BRIEF
From the listing below, return every line with the string "volume" in it.

SUPPLIED DATA
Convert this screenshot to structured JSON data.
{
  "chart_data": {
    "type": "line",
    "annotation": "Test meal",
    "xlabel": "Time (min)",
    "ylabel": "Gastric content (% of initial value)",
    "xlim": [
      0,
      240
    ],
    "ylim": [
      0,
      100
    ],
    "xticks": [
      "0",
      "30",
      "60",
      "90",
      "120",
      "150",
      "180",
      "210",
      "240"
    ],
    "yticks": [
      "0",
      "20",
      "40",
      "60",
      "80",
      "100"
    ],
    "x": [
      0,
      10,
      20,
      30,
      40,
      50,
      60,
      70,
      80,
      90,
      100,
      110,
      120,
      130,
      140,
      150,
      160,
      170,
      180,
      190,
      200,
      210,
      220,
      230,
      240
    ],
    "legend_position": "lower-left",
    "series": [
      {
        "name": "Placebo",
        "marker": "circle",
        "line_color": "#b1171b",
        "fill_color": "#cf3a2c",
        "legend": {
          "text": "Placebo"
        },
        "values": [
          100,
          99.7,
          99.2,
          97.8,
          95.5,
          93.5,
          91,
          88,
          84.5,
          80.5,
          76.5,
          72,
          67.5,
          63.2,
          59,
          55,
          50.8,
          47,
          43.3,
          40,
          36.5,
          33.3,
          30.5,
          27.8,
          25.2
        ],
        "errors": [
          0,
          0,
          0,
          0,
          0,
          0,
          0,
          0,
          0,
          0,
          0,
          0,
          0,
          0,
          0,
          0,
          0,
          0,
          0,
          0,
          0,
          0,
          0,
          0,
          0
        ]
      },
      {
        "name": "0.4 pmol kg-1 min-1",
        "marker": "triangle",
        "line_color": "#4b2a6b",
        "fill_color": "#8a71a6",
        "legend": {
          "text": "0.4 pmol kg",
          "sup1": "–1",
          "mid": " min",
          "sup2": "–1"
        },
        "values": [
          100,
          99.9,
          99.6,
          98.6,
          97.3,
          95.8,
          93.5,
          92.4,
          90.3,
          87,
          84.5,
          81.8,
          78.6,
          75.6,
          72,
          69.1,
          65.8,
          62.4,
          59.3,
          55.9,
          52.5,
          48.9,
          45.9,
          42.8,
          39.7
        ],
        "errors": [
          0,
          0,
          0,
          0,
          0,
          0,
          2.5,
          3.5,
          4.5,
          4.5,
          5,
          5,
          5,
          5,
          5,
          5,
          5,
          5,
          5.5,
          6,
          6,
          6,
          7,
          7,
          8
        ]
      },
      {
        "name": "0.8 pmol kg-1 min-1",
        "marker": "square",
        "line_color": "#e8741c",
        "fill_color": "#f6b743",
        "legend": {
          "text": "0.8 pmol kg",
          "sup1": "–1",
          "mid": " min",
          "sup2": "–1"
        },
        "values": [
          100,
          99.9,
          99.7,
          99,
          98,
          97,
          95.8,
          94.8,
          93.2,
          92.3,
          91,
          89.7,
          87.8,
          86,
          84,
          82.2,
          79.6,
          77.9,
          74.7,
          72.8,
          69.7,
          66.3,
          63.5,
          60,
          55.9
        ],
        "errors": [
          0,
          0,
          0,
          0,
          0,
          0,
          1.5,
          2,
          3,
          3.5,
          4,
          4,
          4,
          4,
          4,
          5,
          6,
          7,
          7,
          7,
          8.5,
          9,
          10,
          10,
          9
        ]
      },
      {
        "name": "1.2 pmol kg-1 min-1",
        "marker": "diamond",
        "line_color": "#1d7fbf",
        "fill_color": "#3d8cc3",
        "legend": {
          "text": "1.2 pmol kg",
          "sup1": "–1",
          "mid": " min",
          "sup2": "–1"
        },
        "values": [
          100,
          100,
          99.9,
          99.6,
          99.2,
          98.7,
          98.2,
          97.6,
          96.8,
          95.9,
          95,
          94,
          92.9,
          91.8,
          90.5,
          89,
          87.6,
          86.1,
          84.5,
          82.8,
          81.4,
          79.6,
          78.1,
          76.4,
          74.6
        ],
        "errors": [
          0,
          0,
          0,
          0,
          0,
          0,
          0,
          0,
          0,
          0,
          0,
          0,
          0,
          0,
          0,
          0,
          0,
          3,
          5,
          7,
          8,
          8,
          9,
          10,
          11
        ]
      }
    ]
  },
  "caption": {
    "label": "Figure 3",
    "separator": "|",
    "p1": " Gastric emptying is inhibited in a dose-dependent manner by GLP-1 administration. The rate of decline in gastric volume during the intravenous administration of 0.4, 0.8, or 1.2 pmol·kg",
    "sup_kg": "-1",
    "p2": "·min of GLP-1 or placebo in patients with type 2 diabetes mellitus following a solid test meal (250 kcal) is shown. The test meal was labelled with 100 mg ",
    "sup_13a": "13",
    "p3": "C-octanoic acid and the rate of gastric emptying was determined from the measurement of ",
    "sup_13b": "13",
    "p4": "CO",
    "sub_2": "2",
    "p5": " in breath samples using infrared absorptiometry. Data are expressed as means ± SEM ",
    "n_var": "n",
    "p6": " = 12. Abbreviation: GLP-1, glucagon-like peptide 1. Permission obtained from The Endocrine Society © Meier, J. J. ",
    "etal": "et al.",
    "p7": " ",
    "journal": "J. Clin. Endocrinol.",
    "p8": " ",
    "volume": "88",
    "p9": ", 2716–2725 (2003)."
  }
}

WRITTEN SOLUTION
    "p1": " Gastric emptying is inhibited in a dose-dependent manner by GLP-1 administration. The rate of decline in gastric volume during the intravenous administration of 0.4, 0.8, or 1.2 pmol·kg",
    "volume": "88",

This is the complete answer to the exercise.